● GIVEN PROBLEM:
Compile every line that includes the word "record".
------ TASK MATERIAL
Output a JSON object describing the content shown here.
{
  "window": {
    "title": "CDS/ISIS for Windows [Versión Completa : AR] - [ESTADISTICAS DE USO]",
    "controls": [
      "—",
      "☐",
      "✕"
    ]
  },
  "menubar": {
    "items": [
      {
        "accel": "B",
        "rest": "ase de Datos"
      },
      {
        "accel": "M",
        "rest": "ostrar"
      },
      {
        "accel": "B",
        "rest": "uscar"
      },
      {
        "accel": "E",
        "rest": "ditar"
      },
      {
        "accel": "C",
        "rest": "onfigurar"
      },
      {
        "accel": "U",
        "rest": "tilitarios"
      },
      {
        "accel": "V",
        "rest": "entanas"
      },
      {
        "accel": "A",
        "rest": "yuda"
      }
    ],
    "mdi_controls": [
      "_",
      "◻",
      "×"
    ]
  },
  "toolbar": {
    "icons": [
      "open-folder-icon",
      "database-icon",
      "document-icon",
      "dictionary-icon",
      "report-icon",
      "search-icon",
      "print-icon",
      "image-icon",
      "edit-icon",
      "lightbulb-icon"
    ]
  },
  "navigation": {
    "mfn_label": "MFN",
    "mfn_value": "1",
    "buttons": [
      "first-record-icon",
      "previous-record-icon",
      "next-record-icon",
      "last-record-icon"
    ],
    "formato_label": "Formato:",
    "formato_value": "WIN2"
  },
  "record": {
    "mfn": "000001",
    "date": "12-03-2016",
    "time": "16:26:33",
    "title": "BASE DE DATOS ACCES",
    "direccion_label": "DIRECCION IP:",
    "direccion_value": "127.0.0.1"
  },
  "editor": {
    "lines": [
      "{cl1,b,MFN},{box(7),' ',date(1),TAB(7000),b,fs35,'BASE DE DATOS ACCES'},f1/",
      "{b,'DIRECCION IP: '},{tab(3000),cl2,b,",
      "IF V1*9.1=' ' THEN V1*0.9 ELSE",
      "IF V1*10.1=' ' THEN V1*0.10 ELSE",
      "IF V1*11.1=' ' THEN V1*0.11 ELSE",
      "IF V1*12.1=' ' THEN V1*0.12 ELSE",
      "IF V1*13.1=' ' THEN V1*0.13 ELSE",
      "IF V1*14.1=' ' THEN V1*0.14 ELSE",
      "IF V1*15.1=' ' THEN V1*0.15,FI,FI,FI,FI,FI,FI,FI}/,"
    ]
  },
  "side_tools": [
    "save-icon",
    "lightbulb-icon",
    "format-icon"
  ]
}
------------
● CORRECT ANSWER:
      "first-record-icon",
      "previous-record-icon",
      "next-record-icon",
      "last-record-icon"
  "record": {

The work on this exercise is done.